**INSTRUCTIONS FOR THE TASK**
Provide only the number of lines in the records below that include "bottom".

**STORED RECORDS**
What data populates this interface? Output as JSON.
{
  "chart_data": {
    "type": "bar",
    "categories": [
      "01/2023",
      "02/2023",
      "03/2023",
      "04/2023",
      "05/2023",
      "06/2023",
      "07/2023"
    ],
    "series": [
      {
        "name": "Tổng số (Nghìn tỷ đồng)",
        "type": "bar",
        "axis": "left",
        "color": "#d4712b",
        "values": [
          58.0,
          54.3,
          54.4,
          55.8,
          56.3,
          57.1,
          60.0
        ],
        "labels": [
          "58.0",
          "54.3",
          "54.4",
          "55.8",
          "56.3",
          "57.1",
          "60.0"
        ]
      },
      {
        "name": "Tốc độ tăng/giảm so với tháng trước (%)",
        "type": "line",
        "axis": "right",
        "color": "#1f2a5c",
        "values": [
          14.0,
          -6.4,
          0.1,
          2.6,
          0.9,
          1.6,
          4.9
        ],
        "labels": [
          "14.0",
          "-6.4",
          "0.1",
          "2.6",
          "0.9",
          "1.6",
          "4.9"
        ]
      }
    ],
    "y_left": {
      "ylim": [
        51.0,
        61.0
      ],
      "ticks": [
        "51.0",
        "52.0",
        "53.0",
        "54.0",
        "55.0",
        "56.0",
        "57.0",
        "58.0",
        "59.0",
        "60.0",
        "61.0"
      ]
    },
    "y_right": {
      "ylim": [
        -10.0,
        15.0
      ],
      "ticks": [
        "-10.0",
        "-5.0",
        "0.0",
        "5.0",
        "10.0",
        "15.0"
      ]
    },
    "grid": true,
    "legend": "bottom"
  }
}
==
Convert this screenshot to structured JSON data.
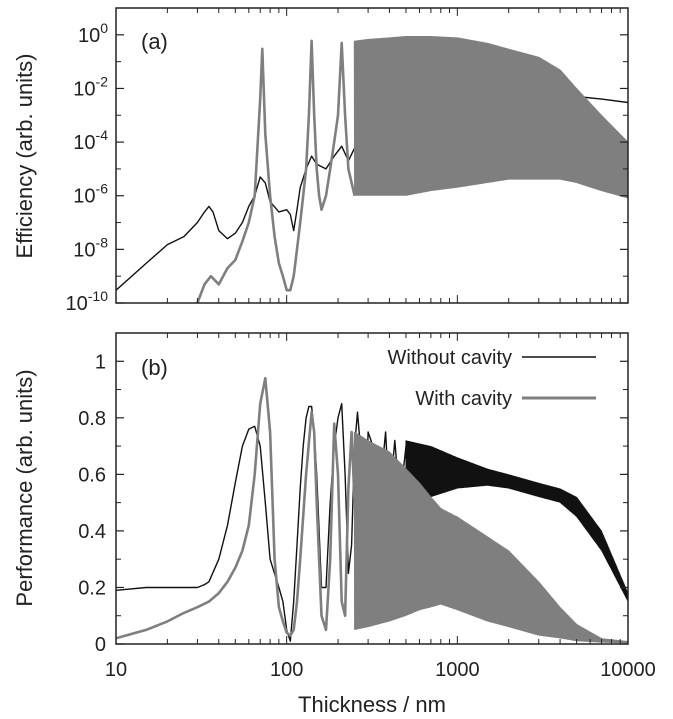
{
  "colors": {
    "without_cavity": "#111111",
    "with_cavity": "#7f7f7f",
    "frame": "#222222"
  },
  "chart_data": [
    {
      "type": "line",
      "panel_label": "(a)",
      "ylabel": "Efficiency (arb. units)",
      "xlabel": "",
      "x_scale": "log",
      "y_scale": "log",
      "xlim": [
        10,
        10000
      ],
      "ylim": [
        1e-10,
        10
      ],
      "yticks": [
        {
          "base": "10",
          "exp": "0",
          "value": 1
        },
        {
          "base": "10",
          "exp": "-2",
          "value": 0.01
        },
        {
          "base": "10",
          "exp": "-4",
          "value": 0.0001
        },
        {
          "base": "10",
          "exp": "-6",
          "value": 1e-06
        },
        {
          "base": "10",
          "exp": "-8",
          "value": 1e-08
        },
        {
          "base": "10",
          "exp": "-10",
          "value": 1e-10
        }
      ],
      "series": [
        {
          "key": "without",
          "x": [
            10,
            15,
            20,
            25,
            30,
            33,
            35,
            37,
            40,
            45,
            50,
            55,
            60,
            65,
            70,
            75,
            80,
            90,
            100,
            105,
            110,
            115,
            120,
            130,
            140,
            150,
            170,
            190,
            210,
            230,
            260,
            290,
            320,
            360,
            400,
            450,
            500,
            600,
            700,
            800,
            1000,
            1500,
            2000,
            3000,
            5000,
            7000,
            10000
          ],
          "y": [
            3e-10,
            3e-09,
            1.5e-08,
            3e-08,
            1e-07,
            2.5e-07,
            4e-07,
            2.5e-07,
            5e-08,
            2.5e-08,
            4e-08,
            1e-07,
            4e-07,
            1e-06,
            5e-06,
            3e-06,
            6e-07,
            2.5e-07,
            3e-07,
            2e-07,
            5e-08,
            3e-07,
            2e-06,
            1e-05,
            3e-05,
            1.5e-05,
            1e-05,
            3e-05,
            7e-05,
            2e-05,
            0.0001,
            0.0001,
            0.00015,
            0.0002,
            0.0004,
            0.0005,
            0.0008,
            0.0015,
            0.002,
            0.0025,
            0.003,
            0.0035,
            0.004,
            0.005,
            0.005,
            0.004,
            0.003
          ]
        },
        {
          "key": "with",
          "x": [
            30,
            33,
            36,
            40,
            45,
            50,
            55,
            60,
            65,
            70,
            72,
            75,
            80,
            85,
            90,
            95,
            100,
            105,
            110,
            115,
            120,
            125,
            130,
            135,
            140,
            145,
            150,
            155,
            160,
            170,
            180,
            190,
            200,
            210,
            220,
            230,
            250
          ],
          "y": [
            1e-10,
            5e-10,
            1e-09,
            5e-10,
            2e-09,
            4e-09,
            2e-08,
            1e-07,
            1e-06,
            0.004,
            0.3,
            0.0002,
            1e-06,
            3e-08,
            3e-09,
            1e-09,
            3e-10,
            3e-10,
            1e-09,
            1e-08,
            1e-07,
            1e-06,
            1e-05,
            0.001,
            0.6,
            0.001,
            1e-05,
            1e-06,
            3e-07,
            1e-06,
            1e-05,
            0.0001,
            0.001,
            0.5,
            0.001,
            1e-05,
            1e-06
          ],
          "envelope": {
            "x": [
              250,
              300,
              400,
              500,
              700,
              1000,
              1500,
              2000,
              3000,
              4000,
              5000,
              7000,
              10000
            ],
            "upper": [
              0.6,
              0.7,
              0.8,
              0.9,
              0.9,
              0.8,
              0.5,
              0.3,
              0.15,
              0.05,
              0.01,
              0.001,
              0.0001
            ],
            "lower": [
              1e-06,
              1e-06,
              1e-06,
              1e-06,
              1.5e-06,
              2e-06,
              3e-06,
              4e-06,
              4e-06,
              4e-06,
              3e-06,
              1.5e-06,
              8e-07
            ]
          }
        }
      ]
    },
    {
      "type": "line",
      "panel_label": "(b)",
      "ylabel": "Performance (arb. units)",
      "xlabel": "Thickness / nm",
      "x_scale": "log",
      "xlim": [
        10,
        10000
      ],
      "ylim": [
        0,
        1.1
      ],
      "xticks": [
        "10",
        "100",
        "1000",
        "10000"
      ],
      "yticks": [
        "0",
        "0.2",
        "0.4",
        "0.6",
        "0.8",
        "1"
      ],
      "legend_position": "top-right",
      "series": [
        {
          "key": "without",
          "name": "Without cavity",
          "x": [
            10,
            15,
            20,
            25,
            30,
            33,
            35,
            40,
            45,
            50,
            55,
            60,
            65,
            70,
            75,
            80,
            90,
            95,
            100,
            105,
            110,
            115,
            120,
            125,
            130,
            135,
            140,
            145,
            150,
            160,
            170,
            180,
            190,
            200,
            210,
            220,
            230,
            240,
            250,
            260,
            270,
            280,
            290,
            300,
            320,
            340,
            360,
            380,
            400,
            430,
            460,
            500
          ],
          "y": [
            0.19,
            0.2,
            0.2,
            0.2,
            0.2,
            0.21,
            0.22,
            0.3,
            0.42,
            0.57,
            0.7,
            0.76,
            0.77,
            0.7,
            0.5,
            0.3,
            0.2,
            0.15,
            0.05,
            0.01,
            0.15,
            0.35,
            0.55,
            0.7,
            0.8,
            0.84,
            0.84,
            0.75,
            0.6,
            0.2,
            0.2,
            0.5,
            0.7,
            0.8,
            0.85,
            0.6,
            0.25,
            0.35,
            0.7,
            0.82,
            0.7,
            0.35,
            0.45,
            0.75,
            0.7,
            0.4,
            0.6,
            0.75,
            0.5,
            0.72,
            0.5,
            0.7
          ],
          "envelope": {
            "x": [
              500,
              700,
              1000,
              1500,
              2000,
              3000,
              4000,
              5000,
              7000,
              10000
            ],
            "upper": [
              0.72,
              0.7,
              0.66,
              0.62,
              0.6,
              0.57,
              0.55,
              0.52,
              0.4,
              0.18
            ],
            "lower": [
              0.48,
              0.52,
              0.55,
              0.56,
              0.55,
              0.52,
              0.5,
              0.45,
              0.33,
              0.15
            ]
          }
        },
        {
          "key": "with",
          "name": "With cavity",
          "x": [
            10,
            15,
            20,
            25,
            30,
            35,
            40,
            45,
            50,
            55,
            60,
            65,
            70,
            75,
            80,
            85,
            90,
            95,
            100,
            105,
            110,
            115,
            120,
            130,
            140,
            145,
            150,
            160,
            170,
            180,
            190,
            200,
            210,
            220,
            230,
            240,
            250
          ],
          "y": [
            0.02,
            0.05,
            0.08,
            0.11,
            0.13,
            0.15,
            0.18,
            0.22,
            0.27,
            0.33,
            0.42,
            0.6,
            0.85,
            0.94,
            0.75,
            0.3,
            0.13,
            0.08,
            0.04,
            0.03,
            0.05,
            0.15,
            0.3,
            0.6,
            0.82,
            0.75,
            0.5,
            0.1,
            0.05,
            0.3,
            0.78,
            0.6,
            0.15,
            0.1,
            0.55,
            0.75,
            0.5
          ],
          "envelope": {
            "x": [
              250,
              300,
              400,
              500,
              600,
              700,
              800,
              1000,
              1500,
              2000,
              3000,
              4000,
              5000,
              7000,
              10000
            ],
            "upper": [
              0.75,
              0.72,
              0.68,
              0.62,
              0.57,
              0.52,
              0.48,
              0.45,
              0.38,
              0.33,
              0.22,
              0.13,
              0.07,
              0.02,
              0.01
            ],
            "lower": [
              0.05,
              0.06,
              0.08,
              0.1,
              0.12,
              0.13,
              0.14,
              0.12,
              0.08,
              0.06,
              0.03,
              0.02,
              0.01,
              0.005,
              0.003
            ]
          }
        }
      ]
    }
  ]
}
* * *
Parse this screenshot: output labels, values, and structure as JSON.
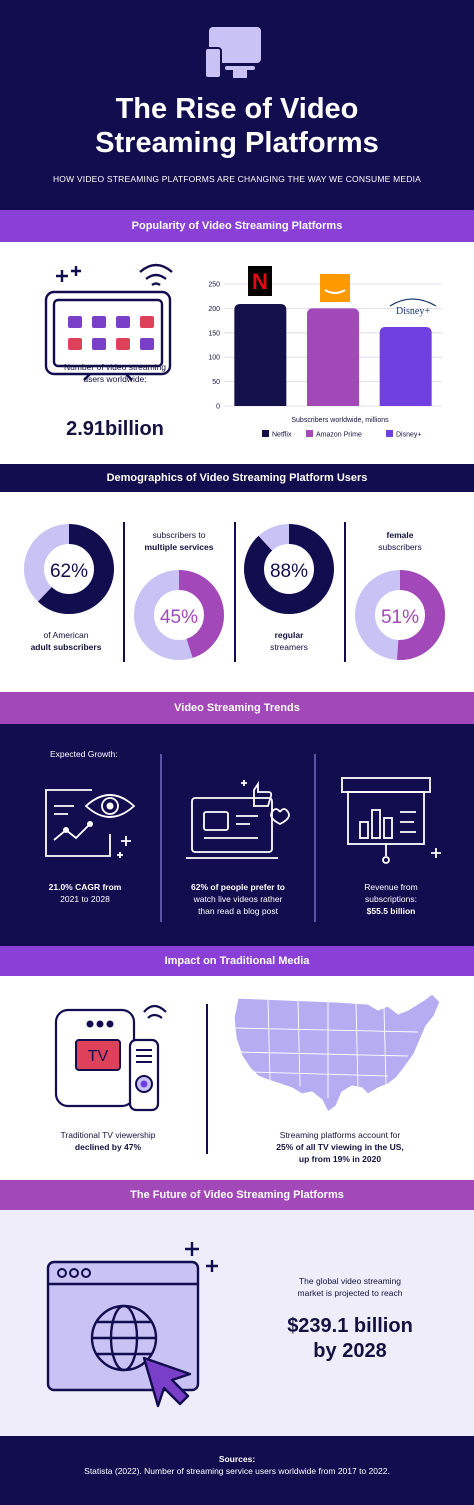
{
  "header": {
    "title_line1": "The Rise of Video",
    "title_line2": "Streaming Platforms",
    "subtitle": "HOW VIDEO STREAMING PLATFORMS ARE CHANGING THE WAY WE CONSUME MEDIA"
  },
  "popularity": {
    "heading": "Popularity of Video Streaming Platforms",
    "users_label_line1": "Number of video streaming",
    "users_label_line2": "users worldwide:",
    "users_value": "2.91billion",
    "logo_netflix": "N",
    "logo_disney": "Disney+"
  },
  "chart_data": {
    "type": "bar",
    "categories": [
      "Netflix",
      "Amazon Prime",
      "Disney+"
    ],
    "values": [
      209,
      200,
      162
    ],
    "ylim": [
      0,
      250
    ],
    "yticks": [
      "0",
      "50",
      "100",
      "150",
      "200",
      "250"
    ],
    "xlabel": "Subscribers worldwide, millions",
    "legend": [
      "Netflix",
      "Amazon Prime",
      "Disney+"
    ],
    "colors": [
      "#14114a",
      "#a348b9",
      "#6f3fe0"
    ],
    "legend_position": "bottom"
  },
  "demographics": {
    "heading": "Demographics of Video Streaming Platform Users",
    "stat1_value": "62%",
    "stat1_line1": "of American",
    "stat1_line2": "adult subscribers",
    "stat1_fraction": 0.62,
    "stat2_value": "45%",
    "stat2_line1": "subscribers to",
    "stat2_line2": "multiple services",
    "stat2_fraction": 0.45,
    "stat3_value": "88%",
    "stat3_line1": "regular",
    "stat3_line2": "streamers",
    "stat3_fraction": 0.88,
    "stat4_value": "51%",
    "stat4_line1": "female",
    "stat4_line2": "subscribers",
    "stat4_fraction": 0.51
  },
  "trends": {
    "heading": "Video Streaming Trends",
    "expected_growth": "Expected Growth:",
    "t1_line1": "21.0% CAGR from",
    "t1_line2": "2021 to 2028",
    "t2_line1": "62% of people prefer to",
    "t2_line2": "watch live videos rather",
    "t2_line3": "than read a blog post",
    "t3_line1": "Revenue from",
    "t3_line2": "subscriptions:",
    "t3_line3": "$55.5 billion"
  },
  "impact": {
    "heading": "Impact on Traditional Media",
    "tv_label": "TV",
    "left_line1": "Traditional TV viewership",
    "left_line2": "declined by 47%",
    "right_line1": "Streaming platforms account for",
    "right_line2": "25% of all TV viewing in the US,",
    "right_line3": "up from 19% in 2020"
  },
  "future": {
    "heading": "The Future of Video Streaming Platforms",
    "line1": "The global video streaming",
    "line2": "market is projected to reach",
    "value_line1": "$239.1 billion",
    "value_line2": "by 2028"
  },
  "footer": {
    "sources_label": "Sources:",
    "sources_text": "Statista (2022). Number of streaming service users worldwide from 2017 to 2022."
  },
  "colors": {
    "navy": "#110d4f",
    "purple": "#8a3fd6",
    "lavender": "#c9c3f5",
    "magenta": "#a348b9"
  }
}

**SOLUTION TO THIS PROBLEM**
2